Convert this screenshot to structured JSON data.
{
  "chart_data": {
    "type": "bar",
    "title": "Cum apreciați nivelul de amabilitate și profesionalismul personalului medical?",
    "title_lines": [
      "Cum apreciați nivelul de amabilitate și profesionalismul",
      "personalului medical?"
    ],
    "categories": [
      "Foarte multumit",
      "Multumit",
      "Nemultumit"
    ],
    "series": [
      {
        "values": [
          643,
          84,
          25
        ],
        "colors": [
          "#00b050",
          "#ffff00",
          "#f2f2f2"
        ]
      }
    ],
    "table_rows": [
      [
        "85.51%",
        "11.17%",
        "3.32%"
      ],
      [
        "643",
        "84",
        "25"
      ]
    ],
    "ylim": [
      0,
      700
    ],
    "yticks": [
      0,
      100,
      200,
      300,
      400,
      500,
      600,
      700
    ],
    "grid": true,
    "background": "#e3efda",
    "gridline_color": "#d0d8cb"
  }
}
________________
Exercise instructions → From the listing above, pick out every line containing "nivelul".

Answer to the exercise →
    "title": "Cum apreciați nivelul de amabilitate și profesionalismul personalului medical?",
      "Cum apreciați nivelul de amabilitate și profesionalismul",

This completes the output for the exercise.